GIVEN REQUEST:
Each entry below should be reproduced character for character.

GIVEN DATA:
_ _ _

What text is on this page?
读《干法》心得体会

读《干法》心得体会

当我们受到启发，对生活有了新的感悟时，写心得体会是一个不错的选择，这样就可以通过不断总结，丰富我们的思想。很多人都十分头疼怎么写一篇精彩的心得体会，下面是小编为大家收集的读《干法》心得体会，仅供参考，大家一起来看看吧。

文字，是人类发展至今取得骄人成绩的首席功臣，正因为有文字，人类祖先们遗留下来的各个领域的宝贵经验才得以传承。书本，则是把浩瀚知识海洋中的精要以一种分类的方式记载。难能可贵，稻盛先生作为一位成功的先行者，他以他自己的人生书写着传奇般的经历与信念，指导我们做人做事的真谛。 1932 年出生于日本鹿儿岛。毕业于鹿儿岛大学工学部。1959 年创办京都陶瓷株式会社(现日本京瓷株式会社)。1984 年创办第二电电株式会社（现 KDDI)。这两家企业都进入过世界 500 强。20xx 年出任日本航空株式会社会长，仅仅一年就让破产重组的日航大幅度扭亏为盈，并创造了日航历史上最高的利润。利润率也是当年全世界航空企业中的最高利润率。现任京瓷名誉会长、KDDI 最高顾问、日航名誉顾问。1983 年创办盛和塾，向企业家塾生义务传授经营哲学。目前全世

_ _ _

THE RESPONSE:
What text is on this page?
读《干法》心得体会

读《干法》心得体会

当我们受到启发，对生活有了新的感悟时，写心得体会是一个不错的选择，这样就可以通过不断总结，丰富我们的思想。很多人都十分头疼怎么写一篇精彩的心得体会，下面是小编为大家收集的读《干法》心得体会，仅供参考，大家一起来看看吧。

文字，是人类发展至今取得骄人成绩的首席功臣，正因为有文字，人类祖先们遗留下来的各个领域的宝贵经验才得以传承。书本，则是把浩瀚知识海洋中的精要以一种分类的方式记载。难能可贵，稻盛先生作为一位成功的先行者，他以他自己的人生书写着传奇般的经历与信念，指导我们做人做事的真谛。 1932 年出生于日本鹿儿岛。毕业于鹿儿岛大学工学部。1959 年创办京都陶瓷株式会社(现日本京瓷株式会社)。1984 年创办第二电电株式会社（现 KDDI)。这两家企业都进入过世界 500 强。20xx 年出任日本航空株式会社会长，仅仅一年就让破产重组的日航大幅度扭亏为盈，并创造了日航历史上最高的利润。利润率也是当年全世界航空企业中的最高利润率。现任京瓷名誉会长、KDDI 最高顾问、日航名誉顾问。1983 年创办盛和塾，向企业家塾生义务传授经营哲学。目前全世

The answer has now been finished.